## Available records
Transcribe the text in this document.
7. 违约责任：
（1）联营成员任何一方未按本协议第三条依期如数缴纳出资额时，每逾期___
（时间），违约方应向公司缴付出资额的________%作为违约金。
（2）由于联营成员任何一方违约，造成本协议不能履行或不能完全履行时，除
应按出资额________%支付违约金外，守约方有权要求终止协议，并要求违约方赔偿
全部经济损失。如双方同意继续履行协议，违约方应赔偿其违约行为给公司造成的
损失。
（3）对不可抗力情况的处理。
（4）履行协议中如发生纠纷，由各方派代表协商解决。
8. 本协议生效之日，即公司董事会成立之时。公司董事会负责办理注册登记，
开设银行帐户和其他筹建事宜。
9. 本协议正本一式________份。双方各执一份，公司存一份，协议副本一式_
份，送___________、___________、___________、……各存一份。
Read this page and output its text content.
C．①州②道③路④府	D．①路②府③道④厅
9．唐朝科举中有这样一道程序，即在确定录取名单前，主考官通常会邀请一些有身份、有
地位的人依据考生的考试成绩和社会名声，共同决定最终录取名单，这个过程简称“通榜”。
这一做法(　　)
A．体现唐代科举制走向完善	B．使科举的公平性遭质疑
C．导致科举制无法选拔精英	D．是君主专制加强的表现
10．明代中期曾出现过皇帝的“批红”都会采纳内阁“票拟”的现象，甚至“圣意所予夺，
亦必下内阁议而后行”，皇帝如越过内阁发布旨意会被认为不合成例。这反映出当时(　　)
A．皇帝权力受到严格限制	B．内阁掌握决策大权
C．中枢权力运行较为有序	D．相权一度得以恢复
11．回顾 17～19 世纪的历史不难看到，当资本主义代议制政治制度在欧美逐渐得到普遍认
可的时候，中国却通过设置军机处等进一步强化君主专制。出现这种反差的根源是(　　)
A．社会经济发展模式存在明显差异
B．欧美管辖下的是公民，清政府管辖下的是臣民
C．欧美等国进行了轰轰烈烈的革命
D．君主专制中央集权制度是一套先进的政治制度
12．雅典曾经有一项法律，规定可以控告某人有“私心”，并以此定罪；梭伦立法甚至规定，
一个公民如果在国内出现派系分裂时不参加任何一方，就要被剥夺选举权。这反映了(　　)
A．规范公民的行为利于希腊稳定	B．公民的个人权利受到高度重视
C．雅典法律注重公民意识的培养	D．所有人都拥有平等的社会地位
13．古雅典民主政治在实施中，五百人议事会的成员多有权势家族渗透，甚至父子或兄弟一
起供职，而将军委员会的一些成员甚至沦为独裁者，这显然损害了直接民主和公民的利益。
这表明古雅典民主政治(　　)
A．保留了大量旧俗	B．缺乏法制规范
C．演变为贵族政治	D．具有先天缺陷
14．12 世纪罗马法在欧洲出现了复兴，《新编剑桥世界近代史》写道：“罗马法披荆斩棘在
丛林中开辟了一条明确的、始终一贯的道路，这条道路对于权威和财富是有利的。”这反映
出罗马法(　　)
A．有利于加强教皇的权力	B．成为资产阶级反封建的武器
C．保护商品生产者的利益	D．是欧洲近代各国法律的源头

## Task directions
Please quote the data above in full, with no line missing.

## Written answer
Transcribe the text in this document.
7. 违约责任：
（1）联营成员任何一方未按本协议第三条依期如数缴纳出资额时，每逾期___
（时间），违约方应向公司缴付出资额的________%作为违约金。
（2）由于联营成员任何一方违约，造成本协议不能履行或不能完全履行时，除
应按出资额________%支付违约金外，守约方有权要求终止协议，并要求违约方赔偿
全部经济损失。如双方同意继续履行协议，违约方应赔偿其违约行为给公司造成的
损失。
（3）对不可抗力情况的处理。
（4）履行协议中如发生纠纷，由各方派代表协商解决。
8. 本协议生效之日，即公司董事会成立之时。公司董事会负责办理注册登记，
开设银行帐户和其他筹建事宜。
9. 本协议正本一式________份。双方各执一份，公司存一份，协议副本一式_
份，送___________、___________、___________、……各存一份。
Read this page and output its text content.
C．①州②道③路④府	D．①路②府③道④厅
9．唐朝科举中有这样一道程序，即在确定录取名单前，主考官通常会邀请一些有身份、有
地位的人依据考生的考试成绩和社会名声，共同决定最终录取名单，这个过程简称“通榜”。
这一做法(　　)
A．体现唐代科举制走向完善	B．使科举的公平性遭质疑
C．导致科举制无法选拔精英	D．是君主专制加强的表现
10．明代中期曾出现过皇帝的“批红”都会采纳内阁“票拟”的现象，甚至“圣意所予夺，
亦必下内阁议而后行”，皇帝如越过内阁发布旨意会被认为不合成例。这反映出当时(　　)
A．皇帝权力受到严格限制	B．内阁掌握决策大权
C．中枢权力运行较为有序	D．相权一度得以恢复
11．回顾 17～19 世纪的历史不难看到，当资本主义代议制政治制度在欧美逐渐得到普遍认
可的时候，中国却通过设置军机处等进一步强化君主专制。出现这种反差的根源是(　　)
A．社会经济发展模式存在明显差异
B．欧美管辖下的是公民，清政府管辖下的是臣民
C．欧美等国进行了轰轰烈烈的革命
D．君主专制中央集权制度是一套先进的政治制度
12．雅典曾经有一项法律，规定可以控告某人有“私心”，并以此定罪；梭伦立法甚至规定，
一个公民如果在国内出现派系分裂时不参加任何一方，就要被剥夺选举权。这反映了(　　)
A．规范公民的行为利于希腊稳定	B．公民的个人权利受到高度重视
C．雅典法律注重公民意识的培养	D．所有人都拥有平等的社会地位
13．古雅典民主政治在实施中，五百人议事会的成员多有权势家族渗透，甚至父子或兄弟一
起供职，而将军委员会的一些成员甚至沦为独裁者，这显然损害了直接民主和公民的利益。
这表明古雅典民主政治(　　)
A．保留了大量旧俗	B．缺乏法制规范
C．演变为贵族政治	D．具有先天缺陷
14．12 世纪罗马法在欧洲出现了复兴，《新编剑桥世界近代史》写道：“罗马法披荆斩棘在
丛林中开辟了一条明确的、始终一贯的道路，这条道路对于权威和财富是有利的。”这反映
出罗马法(　　)
A．有利于加强教皇的权力	B．成为资产阶级反封建的武器
C．保护商品生产者的利益	D．是欧洲近代各国法律的源头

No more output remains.